§ **AIM OF THE EXERCISE**
Return the lines where the word "What" occurs.

§ **THE DATA**
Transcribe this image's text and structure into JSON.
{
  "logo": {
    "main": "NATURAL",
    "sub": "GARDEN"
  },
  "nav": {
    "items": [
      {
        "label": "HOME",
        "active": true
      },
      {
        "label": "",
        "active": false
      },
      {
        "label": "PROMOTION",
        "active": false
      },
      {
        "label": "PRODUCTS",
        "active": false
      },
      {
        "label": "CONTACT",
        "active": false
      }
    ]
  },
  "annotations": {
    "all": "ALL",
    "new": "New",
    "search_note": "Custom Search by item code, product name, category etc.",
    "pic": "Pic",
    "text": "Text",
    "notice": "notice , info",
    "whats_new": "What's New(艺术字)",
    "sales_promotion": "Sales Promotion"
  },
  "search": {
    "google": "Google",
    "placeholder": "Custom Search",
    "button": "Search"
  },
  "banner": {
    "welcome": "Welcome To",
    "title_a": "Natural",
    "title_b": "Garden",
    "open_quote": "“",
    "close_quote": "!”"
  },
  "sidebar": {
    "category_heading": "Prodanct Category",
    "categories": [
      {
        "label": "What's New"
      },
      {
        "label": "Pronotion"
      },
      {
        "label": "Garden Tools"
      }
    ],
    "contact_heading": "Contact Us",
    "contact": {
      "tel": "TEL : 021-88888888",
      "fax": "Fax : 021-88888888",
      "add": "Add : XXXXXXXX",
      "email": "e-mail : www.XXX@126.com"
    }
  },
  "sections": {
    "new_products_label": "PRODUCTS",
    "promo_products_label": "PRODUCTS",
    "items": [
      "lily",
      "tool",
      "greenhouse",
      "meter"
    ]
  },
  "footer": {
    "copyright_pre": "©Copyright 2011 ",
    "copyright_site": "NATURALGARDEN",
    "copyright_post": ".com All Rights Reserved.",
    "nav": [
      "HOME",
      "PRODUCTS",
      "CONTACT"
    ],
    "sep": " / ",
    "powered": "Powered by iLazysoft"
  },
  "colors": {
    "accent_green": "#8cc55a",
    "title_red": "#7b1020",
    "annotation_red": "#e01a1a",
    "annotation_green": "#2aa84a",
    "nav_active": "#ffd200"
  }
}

§ **OUTPUT**
    "whats_new": "What's New(艺术字)",
        "label": "What's New"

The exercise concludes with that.